SHORT PROBLEM A
According to the article on the Kuhio Highway road and bridge work, when did Kuhio Highway officially reopen?
SHORT PROBLEM B
Rewrite the listing as a numbered list, covering everything from its first line down to the line containing "coord-label-right: 18 (180, 23, 186, 29)", and leave out any blank lines.

DOCUMENT SEGMENT
The holiday rush has taken on another meaning on Kauai, where the state’s haste to complete road and bridge work along Kuhio Highway before an emergency proclamation expires has left some businesses short of shoppers.
The emergency proclamation signed by Gov.
David Ige on April 15, 2018, to provide relief following heavy rains and flooding was extended for the 11th time last month and given
a new Jan. 28 deadline.
The April 14 -18, 2018, storm closed a portion of Kuhio Highway for cleanup and repairs for more than a year, effectively cutting off the island’s north shore communities beyond Waikoko, including Lumahai, Wainiha and Haena. It also halted tourism to popular attractions such as Napali Coast State Wilderness Park, Ha‘ena State Park, Kee Beach, Kalalau Trail, Haena Beach Park and Limahuli Garden and Preserve.
While Kuhio Highway officially reopened June 17, road and bridge work have continued.
State Department of Transportation spokeswoman Shelly Kunishige said temporary closures on Kuhio Highway at Hanalei Hill on Monday and the full nighttime closures of Kuhio at the Waikoko, Waipa and Waioli bridges Monday through Thursday were scheduled to meet the Jan. 28 expiration date.
Kunishige said the work was necessary since the state could not schedule night work on the three bridges during shearwater fledgling season, which ran from Sept. 15 to Dec. 15.
Lane closures will be restricted from today through Jan. 2, she said.
“With the work scheduled for this week and the second round of night work on the bridges in early January we anticipate completing these two projects, the slope stabilization and the improvements to the three bridges by the expiration of the proclamation,” she said.
Kunishige said the state received approximately half a dozen complaints related to helicopter lifts associated with the work at Hanalei Hill. But Wainiha resident Juliet Akana said the holiday construction has resulted in far more unhappy people.

ENTRIES
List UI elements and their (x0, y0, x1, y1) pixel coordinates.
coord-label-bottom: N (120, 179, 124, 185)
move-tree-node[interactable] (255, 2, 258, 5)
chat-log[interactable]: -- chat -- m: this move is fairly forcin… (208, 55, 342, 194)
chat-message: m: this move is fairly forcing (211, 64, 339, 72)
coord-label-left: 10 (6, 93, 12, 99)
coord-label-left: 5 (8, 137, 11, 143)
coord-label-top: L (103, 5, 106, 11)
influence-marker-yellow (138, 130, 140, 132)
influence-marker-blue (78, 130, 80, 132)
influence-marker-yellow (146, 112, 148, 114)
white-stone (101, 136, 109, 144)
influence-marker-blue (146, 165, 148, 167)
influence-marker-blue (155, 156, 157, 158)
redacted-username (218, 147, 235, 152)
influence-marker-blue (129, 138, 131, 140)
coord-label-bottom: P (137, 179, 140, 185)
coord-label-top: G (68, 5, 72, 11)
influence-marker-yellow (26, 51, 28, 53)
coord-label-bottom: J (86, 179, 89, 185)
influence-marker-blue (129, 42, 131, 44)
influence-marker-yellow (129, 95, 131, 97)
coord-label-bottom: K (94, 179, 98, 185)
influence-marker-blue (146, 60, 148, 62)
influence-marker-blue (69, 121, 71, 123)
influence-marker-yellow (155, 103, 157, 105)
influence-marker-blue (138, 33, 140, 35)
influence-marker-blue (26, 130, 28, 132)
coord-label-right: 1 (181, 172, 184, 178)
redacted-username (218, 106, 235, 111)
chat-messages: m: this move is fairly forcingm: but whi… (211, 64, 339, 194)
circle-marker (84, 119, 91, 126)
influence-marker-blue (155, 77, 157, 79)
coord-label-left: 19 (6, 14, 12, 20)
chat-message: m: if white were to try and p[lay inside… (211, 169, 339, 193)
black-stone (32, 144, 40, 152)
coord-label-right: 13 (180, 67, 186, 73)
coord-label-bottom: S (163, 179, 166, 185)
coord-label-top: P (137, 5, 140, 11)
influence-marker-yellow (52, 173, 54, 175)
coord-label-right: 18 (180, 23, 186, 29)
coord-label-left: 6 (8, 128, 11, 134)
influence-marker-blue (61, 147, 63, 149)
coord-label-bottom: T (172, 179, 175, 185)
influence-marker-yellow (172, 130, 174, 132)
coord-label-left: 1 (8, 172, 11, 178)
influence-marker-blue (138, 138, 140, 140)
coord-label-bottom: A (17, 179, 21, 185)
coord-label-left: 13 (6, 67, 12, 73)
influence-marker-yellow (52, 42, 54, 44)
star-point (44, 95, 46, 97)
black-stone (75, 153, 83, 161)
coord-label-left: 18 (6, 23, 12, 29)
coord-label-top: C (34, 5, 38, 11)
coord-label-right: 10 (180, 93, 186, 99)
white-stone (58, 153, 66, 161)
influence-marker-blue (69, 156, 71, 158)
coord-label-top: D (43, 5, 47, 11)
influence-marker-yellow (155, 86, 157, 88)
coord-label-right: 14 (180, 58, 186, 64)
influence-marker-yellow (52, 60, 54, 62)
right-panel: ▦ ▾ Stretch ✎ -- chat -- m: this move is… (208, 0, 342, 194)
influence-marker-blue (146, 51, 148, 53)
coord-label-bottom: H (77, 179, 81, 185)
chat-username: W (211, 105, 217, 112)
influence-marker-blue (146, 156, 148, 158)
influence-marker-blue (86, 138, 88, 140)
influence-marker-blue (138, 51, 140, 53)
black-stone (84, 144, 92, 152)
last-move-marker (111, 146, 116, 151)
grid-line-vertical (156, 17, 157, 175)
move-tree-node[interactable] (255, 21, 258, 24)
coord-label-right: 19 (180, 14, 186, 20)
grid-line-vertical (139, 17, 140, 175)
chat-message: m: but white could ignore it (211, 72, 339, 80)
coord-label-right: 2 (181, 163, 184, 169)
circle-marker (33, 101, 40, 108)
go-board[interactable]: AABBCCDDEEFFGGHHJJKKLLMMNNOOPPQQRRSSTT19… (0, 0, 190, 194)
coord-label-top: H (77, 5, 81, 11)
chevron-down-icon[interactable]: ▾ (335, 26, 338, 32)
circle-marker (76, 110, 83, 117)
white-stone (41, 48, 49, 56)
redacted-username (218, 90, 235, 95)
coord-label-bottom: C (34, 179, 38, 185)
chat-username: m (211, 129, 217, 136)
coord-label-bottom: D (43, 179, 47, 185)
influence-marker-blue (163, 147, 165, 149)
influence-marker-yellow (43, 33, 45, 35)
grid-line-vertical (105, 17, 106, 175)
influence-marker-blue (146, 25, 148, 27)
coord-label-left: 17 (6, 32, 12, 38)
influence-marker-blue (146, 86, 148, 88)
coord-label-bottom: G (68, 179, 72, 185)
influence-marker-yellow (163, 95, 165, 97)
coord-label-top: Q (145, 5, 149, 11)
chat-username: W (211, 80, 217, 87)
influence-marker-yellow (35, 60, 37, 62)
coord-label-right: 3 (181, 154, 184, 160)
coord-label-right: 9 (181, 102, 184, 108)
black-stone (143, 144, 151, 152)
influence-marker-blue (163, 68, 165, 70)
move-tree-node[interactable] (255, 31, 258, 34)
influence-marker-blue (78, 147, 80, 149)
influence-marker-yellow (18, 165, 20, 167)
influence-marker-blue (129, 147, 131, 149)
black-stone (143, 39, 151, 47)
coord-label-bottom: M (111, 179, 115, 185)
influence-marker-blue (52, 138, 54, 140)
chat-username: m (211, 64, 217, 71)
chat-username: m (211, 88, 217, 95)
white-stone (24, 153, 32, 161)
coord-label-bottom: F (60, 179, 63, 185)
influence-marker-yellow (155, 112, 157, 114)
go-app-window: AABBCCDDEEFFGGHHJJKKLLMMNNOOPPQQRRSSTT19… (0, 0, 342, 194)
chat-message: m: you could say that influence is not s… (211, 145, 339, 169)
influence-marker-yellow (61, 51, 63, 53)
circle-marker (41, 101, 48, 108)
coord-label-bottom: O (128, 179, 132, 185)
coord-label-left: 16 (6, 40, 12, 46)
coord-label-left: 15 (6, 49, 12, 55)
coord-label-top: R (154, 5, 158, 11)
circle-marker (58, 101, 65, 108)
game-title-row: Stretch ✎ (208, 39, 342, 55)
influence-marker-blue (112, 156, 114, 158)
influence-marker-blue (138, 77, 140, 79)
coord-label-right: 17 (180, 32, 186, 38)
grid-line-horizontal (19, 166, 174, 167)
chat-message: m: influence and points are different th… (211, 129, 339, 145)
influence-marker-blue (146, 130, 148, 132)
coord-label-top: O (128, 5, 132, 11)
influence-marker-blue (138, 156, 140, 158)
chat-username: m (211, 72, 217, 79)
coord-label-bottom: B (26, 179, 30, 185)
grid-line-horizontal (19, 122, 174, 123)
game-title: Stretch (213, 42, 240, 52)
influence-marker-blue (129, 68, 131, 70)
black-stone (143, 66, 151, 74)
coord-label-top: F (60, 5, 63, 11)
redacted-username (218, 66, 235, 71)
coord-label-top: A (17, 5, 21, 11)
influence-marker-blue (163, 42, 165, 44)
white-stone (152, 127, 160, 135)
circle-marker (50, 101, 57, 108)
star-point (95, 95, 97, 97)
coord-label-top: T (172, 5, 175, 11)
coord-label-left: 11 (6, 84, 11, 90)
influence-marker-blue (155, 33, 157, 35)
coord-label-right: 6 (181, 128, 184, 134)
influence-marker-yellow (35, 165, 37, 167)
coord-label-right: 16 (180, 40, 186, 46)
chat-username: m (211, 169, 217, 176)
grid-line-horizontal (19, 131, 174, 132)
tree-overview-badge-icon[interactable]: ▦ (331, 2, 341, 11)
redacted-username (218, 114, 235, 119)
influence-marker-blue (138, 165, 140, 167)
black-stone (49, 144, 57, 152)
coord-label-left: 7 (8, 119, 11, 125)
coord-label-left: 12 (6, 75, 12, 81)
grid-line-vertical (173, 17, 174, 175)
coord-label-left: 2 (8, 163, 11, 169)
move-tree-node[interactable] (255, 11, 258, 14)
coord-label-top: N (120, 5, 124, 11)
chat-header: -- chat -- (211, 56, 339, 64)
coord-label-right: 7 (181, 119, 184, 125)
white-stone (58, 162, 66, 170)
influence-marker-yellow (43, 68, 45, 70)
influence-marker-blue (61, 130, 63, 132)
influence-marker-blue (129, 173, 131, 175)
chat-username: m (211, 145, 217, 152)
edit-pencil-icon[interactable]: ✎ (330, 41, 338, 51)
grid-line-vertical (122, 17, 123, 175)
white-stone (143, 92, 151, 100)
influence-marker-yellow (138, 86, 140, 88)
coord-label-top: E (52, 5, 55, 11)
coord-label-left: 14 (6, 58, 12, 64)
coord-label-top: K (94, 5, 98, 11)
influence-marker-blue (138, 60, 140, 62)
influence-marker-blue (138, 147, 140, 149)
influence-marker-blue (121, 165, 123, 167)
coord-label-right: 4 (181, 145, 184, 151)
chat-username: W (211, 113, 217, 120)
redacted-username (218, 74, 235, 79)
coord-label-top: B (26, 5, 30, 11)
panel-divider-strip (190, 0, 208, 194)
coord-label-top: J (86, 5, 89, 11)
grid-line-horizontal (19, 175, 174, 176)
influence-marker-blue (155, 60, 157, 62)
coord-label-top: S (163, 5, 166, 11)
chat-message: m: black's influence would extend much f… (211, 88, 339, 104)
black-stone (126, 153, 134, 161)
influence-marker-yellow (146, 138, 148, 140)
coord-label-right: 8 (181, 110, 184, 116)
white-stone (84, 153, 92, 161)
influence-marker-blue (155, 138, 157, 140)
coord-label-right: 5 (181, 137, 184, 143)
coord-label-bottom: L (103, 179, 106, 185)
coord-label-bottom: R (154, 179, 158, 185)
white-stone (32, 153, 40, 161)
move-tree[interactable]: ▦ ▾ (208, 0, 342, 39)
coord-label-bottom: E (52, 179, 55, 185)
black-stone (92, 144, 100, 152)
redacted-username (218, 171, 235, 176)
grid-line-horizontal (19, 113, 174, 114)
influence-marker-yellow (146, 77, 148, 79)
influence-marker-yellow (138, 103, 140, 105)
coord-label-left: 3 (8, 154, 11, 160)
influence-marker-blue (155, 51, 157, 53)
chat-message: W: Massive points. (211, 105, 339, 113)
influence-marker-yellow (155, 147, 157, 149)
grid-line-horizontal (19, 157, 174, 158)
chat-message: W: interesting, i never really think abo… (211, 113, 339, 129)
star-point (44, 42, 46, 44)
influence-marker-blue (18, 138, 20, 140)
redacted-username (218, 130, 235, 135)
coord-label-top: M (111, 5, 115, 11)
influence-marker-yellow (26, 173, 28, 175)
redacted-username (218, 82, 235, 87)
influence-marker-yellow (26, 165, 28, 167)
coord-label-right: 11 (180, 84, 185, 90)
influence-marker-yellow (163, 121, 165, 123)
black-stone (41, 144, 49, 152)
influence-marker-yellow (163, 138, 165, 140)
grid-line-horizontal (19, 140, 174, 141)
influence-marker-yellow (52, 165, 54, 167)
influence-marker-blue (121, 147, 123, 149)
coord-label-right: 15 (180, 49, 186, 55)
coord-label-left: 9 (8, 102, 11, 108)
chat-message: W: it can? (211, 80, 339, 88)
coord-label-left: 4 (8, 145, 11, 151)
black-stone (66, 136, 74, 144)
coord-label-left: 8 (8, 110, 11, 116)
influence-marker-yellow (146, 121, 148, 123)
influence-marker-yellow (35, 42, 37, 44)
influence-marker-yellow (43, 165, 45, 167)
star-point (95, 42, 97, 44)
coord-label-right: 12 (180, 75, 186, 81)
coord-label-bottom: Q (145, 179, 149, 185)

WRITTEN REPLY A
June 17

WRITTEN REPLY B
1. List UI elements and their (x0, y0, x1, y1) pixel coordinates.
2. coord-label-bottom: N (120, 179, 124, 185)
3. move-tree-node[interactable] (255, 2, 258, 5)
4. chat-log[interactable]: -- chat -- m: this move is fairly forcin… (208, 55, 342, 194)
5. chat-message: m: this move is fairly forcing (211, 64, 339, 72)
6. coord-label-left: 10 (6, 93, 12, 99)
7. coord-label-left: 5 (8, 137, 11, 143)
8. coord-label-top: L (103, 5, 106, 11)
9. influence-marker-yellow (138, 130, 140, 132)
10. influence-marker-blue (78, 130, 80, 132)
11. influence-marker-yellow (146, 112, 148, 114)
12. white-stone (101, 136, 109, 144)
13. influence-marker-blue (146, 165, 148, 167)
14. influence-marker-blue (155, 156, 157, 158)
15. redacted-username (218, 147, 235, 152)
16. influence-marker-blue (129, 138, 131, 140)
17. coord-label-bottom: P (137, 179, 140, 185)
18. coord-label-top: G (68, 5, 72, 11)
19. influence-marker-yellow (26, 51, 28, 53)
20. coord-label-bottom: J (86, 179, 89, 185)
21. influence-marker-blue (129, 42, 131, 44)
22. influence-marker-yellow (129, 95, 131, 97)
23. coord-label-bottom: K (94, 179, 98, 185)
24. influence-marker-blue (146, 60, 148, 62)
25. influence-marker-blue (69, 121, 71, 123)
26. influence-marker-yellow (155, 103, 157, 105)
27. influence-marker-blue (138, 33, 140, 35)
28. influence-marker-blue (26, 130, 28, 132)
29. coord-label-right: 1 (181, 172, 184, 178)
30. redacted-username (218, 106, 235, 111)
31. chat-messages: m: this move is fairly forcingm: but whi… (211, 64, 339, 194)
32. circle-marker (84, 119, 91, 126)
33. influence-marker-blue (155, 77, 157, 79)
34. coord-label-left: 19 (6, 14, 12, 20)
35. chat-message: m: if white were to try and p[lay inside… (211, 169, 339, 193)
36. black-stone (32, 144, 40, 152)
37. coord-label-right: 13 (180, 67, 186, 73)
38. coord-label-bottom: S (163, 179, 166, 185)
39. coord-label-top: P (137, 5, 140, 11)
40. influence-marker-yellow (52, 173, 54, 175)
41. coord-label-right: 18 (180, 23, 186, 29)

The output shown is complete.